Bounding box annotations

..............................

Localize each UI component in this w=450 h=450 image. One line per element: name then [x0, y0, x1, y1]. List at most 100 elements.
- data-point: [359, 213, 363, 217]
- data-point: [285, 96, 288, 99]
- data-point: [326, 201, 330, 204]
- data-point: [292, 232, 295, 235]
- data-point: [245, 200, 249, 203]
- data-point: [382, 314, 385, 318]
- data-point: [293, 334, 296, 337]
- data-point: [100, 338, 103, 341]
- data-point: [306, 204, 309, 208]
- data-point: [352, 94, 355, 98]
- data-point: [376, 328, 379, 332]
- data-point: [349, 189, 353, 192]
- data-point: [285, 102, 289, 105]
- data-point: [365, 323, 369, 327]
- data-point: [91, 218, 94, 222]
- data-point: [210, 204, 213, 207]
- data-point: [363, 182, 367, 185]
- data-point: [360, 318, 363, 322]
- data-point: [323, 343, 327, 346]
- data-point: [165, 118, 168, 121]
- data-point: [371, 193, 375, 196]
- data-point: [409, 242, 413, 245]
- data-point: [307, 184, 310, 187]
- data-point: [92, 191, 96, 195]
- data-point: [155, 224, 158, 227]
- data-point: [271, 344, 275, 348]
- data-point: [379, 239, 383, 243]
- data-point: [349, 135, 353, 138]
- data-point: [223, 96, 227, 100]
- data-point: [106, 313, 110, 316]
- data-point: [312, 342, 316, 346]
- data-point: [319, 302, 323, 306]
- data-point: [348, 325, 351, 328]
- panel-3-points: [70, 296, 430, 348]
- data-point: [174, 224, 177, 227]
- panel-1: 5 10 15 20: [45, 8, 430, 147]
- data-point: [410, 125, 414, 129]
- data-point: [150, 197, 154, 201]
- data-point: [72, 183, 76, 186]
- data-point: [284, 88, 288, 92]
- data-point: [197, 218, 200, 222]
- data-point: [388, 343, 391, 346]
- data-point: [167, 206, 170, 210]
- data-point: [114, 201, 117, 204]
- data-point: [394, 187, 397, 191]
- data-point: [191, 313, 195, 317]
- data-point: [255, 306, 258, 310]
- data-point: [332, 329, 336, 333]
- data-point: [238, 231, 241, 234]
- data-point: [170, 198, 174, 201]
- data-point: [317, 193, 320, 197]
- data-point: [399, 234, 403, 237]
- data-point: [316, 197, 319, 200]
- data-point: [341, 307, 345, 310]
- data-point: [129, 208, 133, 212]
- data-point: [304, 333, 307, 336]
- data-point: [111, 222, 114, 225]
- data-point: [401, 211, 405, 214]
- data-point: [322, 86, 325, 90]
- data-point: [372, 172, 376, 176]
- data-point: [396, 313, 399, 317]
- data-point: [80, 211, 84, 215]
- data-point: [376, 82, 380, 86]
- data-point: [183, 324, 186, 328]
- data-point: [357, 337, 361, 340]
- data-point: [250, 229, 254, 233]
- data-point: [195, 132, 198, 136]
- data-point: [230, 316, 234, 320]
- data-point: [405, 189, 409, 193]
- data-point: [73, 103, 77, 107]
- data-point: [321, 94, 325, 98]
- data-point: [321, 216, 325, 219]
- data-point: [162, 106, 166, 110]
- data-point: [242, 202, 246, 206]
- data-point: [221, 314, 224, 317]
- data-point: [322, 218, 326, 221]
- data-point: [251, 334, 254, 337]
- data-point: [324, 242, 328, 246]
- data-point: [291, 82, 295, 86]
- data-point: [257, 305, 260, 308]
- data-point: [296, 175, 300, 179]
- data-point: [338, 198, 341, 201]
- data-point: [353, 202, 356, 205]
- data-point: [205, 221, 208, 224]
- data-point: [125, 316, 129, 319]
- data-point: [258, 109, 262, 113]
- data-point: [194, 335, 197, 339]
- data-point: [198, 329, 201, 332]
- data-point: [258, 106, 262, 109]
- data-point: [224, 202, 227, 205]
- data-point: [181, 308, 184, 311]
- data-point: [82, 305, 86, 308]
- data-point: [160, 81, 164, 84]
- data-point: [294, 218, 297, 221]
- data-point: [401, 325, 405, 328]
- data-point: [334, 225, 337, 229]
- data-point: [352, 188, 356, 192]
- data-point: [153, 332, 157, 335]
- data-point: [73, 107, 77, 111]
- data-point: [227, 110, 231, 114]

..............................

REQUIREMENTS: Reproduce every line of the listing above without any changes.

COMPLETE RESPONSE:
Localize each UI component in this w=450 h=450 image. One line per element: name then [x0, y0, x1, y1]. List at most 100 elements.
- data-point: [359, 213, 363, 217]
- data-point: [285, 96, 288, 99]
- data-point: [326, 201, 330, 204]
- data-point: [292, 232, 295, 235]
- data-point: [245, 200, 249, 203]
- data-point: [382, 314, 385, 318]
- data-point: [293, 334, 296, 337]
- data-point: [100, 338, 103, 341]
- data-point: [306, 204, 309, 208]
- data-point: [352, 94, 355, 98]
- data-point: [376, 328, 379, 332]
- data-point: [349, 189, 353, 192]
- data-point: [285, 102, 289, 105]
- data-point: [365, 323, 369, 327]
- data-point: [91, 218, 94, 222]
- data-point: [210, 204, 213, 207]
- data-point: [363, 182, 367, 185]
- data-point: [360, 318, 363, 322]
- data-point: [323, 343, 327, 346]
- data-point: [165, 118, 168, 121]
- data-point: [371, 193, 375, 196]
- data-point: [409, 242, 413, 245]
- data-point: [307, 184, 310, 187]
- data-point: [92, 191, 96, 195]
- data-point: [155, 224, 158, 227]
- data-point: [271, 344, 275, 348]
- data-point: [379, 239, 383, 243]
- data-point: [349, 135, 353, 138]
- data-point: [223, 96, 227, 100]
- data-point: [106, 313, 110, 316]
- data-point: [312, 342, 316, 346]
- data-point: [319, 302, 323, 306]
- data-point: [348, 325, 351, 328]
- panel-3-points: [70, 296, 430, 348]
- data-point: [174, 224, 177, 227]
- panel-1: 5 10 15 20: [45, 8, 430, 147]
- data-point: [410, 125, 414, 129]
- data-point: [150, 197, 154, 201]
- data-point: [72, 183, 76, 186]
- data-point: [284, 88, 288, 92]
- data-point: [197, 218, 200, 222]
- data-point: [388, 343, 391, 346]
- data-point: [167, 206, 170, 210]
- data-point: [114, 201, 117, 204]
- data-point: [394, 187, 397, 191]
- data-point: [191, 313, 195, 317]
- data-point: [255, 306, 258, 310]
- data-point: [332, 329, 336, 333]
- data-point: [238, 231, 241, 234]
- data-point: [170, 198, 174, 201]
- data-point: [317, 193, 320, 197]
- data-point: [399, 234, 403, 237]
- data-point: [316, 197, 319, 200]
- data-point: [341, 307, 345, 310]
- data-point: [129, 208, 133, 212]
- data-point: [304, 333, 307, 336]
- data-point: [111, 222, 114, 225]
- data-point: [401, 211, 405, 214]
- data-point: [322, 86, 325, 90]
- data-point: [372, 172, 376, 176]
- data-point: [396, 313, 399, 317]
- data-point: [80, 211, 84, 215]
- data-point: [376, 82, 380, 86]
- data-point: [183, 324, 186, 328]
- data-point: [357, 337, 361, 340]
- data-point: [250, 229, 254, 233]
- data-point: [195, 132, 198, 136]
- data-point: [230, 316, 234, 320]
- data-point: [405, 189, 409, 193]
- data-point: [73, 103, 77, 107]
- data-point: [321, 94, 325, 98]
- data-point: [321, 216, 325, 219]
- data-point: [162, 106, 166, 110]
- data-point: [242, 202, 246, 206]
- data-point: [221, 314, 224, 317]
- data-point: [322, 218, 326, 221]
- data-point: [251, 334, 254, 337]
- data-point: [324, 242, 328, 246]
- data-point: [291, 82, 295, 86]
- data-point: [257, 305, 260, 308]
- data-point: [296, 175, 300, 179]
- data-point: [338, 198, 341, 201]
- data-point: [353, 202, 356, 205]
- data-point: [205, 221, 208, 224]
- data-point: [125, 316, 129, 319]
- data-point: [258, 109, 262, 113]
- data-point: [194, 335, 197, 339]
- data-point: [198, 329, 201, 332]
- data-point: [258, 106, 262, 109]
- data-point: [224, 202, 227, 205]
- data-point: [181, 308, 184, 311]
- data-point: [82, 305, 86, 308]
- data-point: [160, 81, 164, 84]
- data-point: [294, 218, 297, 221]
- data-point: [401, 325, 405, 328]
- data-point: [334, 225, 337, 229]
- data-point: [352, 188, 356, 192]
- data-point: [153, 332, 157, 335]
- data-point: [73, 107, 77, 111]
- data-point: [227, 110, 231, 114]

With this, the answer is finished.